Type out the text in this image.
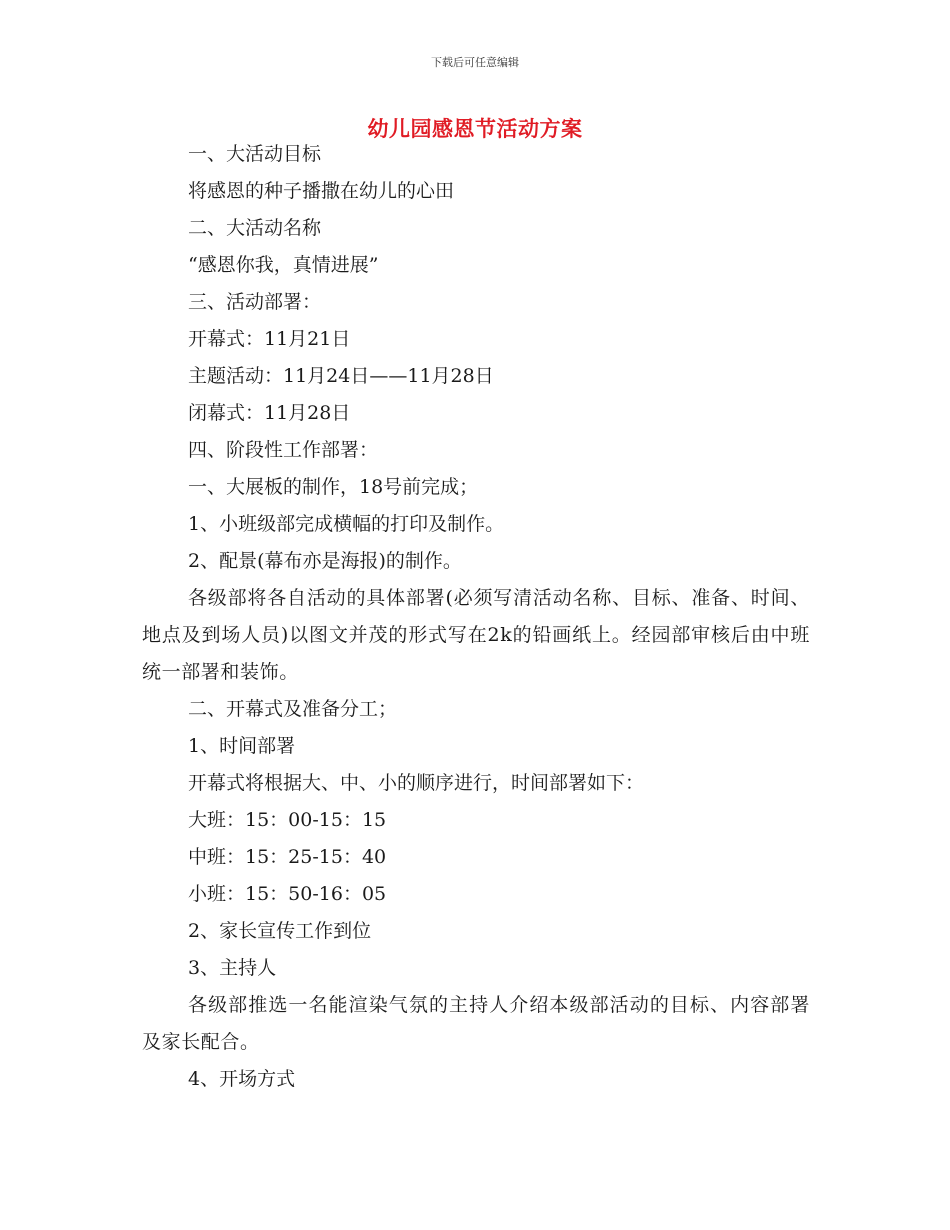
下载后可任意编辑
幼儿园感恩节活动方案
一、大活动目标
将感恩的种子播撒在幼儿的心田
二、大活动名称
“感恩你我，真情进展”
三、活动部署：
开幕式：11月21日
主题活动：11月24日——11月28日
闭幕式：11月28日
四、阶段性工作部署：
一、大展板的制作，18号前完成；
1、小班级部完成横幅的打印及制作。
2、配景(幕布亦是海报)的制作。
各级部将各自活动的具体部署(必须写清活动名称、目标、准备、时间、地点及到场人员)以图文并茂的形式写在2k的铅画纸上。经园部审核后由中班统一部署和装饰。
二、开幕式及准备分工；
1、时间部署
开幕式将根据大、中、小的顺序进行，时间部署如下：
大班：15：00-15：15
中班：15：25-15：40
小班：15：50-16：05
2、家长宣传工作到位
3、主持人
各级部推选一名能渲染气氛的主持人介绍本级部活动的目标、内容部署及家长配合。
4、开场方式
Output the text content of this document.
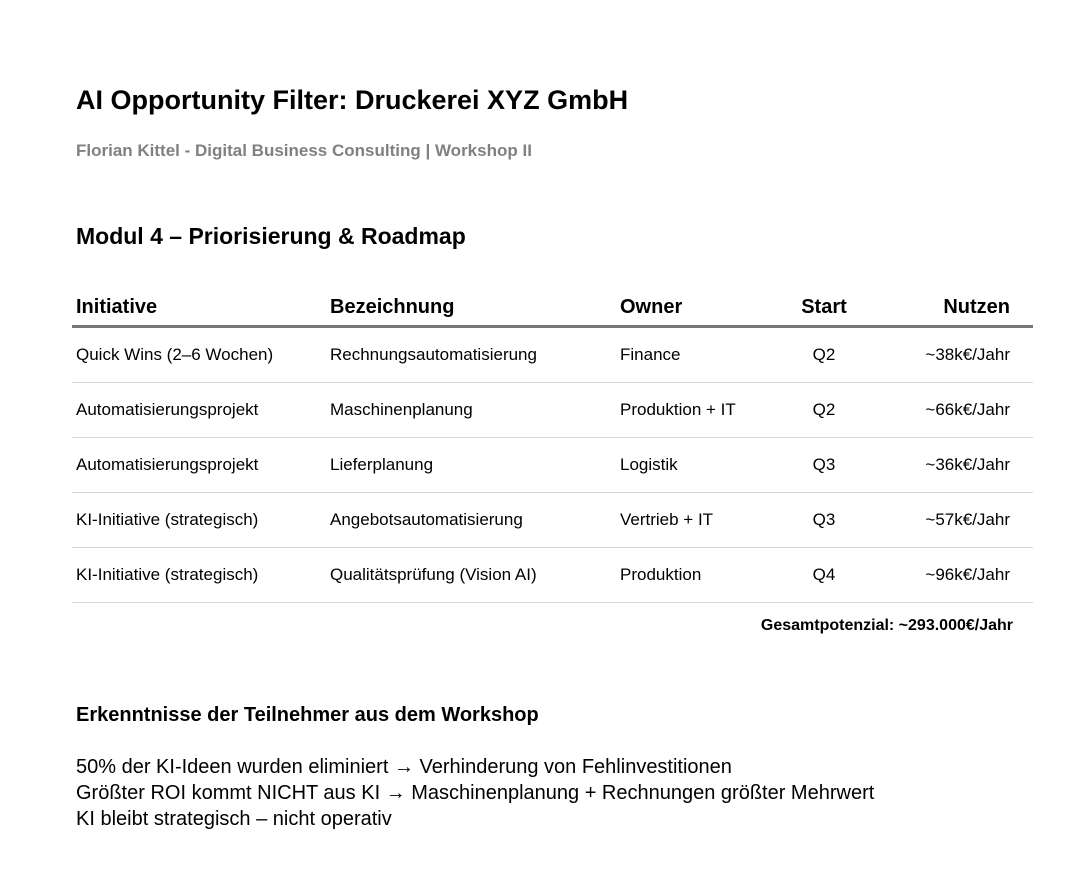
AI Opportunity Filter: Druckerei XYZ GmbH

Florian Kittel - Digital Business Consulting | Workshop II

Modul 4 – Priorisierung & Roadmap
Initiative	Bezeichnung	Owner	Start	Nutzen
Quick Wins (2–6 Wochen)	Rechnungsautomatisierung	Finance	Q2	~38k€/Jahr
Automatisierungsprojekt	Maschinenplanung	Produktion + IT	Q2	~66k€/Jahr
Automatisierungsprojekt	Lieferplanung	Logistik	Q3	~36k€/Jahr
KI-Initiative (strategisch)	Angebotsautomatisierung	Vertrieb + IT	Q3	~57k€/Jahr
KI-Initiative (strategisch)	Qualitätsprüfung (Vision AI)	Produktion	Q4	~96k€/Jahr
Gesamtpotenzial: ~293.000€/Jahr
Erkenntnisse der Teilnehmer aus dem Workshop
50% der KI-Ideen wurden eliminiert → Verhinderung von Fehlinvestitionen
Größter ROI kommt NICHT aus KI → Maschinenplanung + Rechnungen größter Mehrwert
KI bleibt strategisch – nicht operativ
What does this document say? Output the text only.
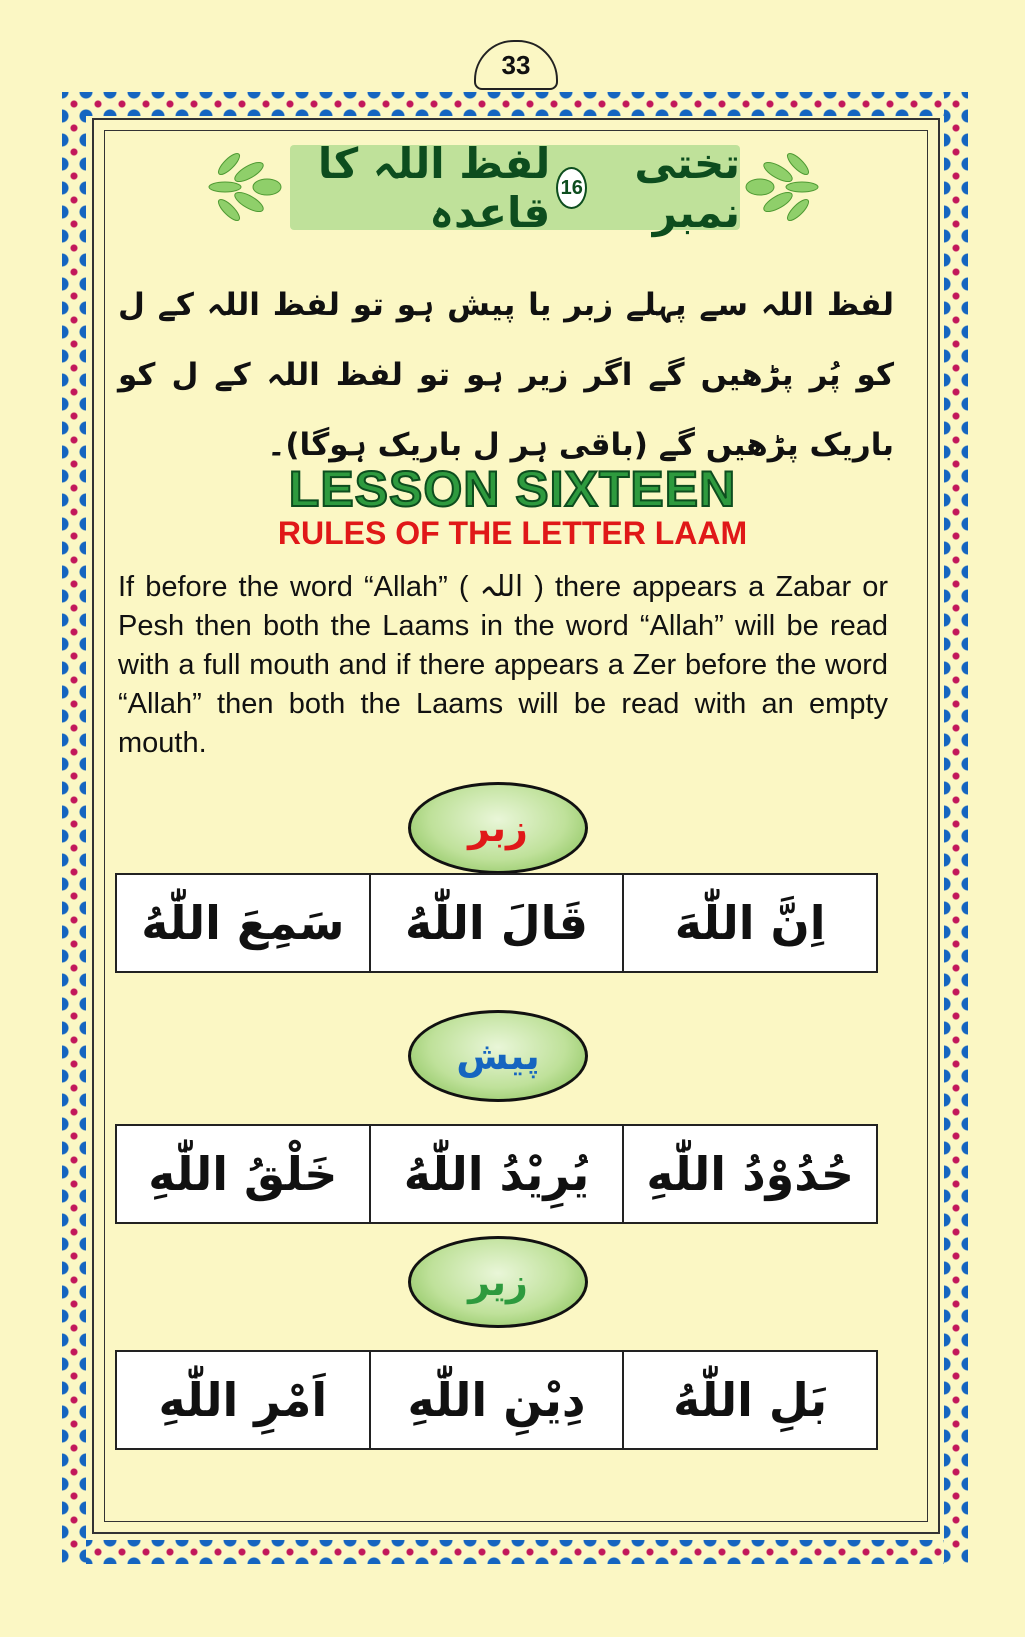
33
تختی نمبر
16
لفظ اللہ کا قاعدہ
لفظ اللہ سے پہلے زبر یا پیش ہو تو لفظ اللہ کے ل کو پُر پڑھیں گے اگر زیر ہو تو لفظ اللہ کے ل کو باریک پڑھیں گے (باقی ہر ل باریک ہوگا)۔
LESSON SIXTEEN
RULES OF THE LETTER LAAM
If before the word “Allah” ( اللہ ) there appears a Zabar or Pesh then both the Laams in the word “Allah” will be read with a full mouth and if there appears a Zer before the word “Allah” then both the Laams will be read with an empty mouth.
زبر
اِنَّ اللّٰهَ
قَالَ اللّٰهُ
سَمِعَ اللّٰهُ
پیش
حُدُوْدُ اللّٰهِ
يُرِيْدُ اللّٰهُ
خَلْقُ اللّٰهِ
زیر
بَلِ اللّٰهُ
دِيْنِ اللّٰهِ
اَمْرِ اللّٰهِ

++++

● TASK DETAILS: All the records need to be repeated exactly, with the images dropped.

● EXERCISE OUTPUT:
Type out the text in this image.
下载后可任意编辑
幼儿园感恩节活动方案
一、大活动目标
将感恩的种子播撒在幼儿的心田
二、大活动名称
“感恩你我，真情进展”
三、活动部署：
开幕式：11月21日
主题活动：11月24日——11月28日
闭幕式：11月28日
四、阶段性工作部署：
一、大展板的制作，18号前完成；
1、小班级部完成横幅的打印及制作。
2、配景(幕布亦是海报)的制作。
各级部将各自活动的具体部署(必须写清活动名称、目标、准备、时间、地点及到场人员)以图文并茂的形式写在2k的铅画纸上。经园部审核后由中班统一部署和装饰。
二、开幕式及准备分工；
1、时间部署
开幕式将根据大、中、小的顺序进行，时间部署如下：
大班：15：00-15：15
中班：15：25-15：40
小班：15：50-16：05
2、家长宣传工作到位
3、主持人
各级部推选一名能渲染气氛的主持人介绍本级部活动的目标、内容部署及家长配合。
4、开场方式
Output the text content of this document.
AI Opportunity Filter: Druckerei XYZ GmbH

Florian Kittel - Digital Business Consulting | Workshop II

Modul 4 – Priorisierung & Roadmap
Initiative	Bezeichnung	Owner	Start	Nutzen
Quick Wins (2–6 Wochen)	Rechnungsautomatisierung	Finance	Q2	~38k€/Jahr
Automatisierungsprojekt	Maschinenplanung	Produktion + IT	Q2	~66k€/Jahr
Automatisierungsprojekt	Lieferplanung	Logistik	Q3	~36k€/Jahr
KI-Initiative (strategisch)	Angebotsautomatisierung	Vertrieb + IT	Q3	~57k€/Jahr
KI-Initiative (strategisch)	Qualitätsprüfung (Vision AI)	Produktion	Q4	~96k€/Jahr
Gesamtpotenzial: ~293.000€/Jahr
Erkenntnisse der Teilnehmer aus dem Workshop
50% der KI-Ideen wurden eliminiert → Verhinderung von Fehlinvestitionen
Größter ROI kommt NICHT aus KI → Maschinenplanung + Rechnungen größter Mehrwert
KI bleibt strategisch – nicht operativ
What does this document say? Output the text only.
33
تختی نمبر
16
لفظ اللہ کا قاعدہ
لفظ اللہ سے پہلے زبر یا پیش ہو تو لفظ اللہ کے ل کو پُر پڑھیں گے اگر زیر ہو تو لفظ اللہ کے ل کو باریک پڑھیں گے (باقی ہر ل باریک ہوگا)۔
LESSON SIXTEEN
RULES OF THE LETTER LAAM
If before the word “Allah” ( اللہ ) there appears a Zabar or Pesh then both the Laams in the word “Allah” will be read with a full mouth and if there appears a Zer before the word “Allah” then both the Laams will be read with an empty mouth.
زبر
اِنَّ اللّٰهَ
قَالَ اللّٰهُ
سَمِعَ اللّٰهُ
پیش
حُدُوْدُ اللّٰهِ
يُرِيْدُ اللّٰهُ
خَلْقُ اللّٰهِ
زیر
بَلِ اللّٰهُ
دِيْنِ اللّٰهِ
اَمْرِ اللّٰهِ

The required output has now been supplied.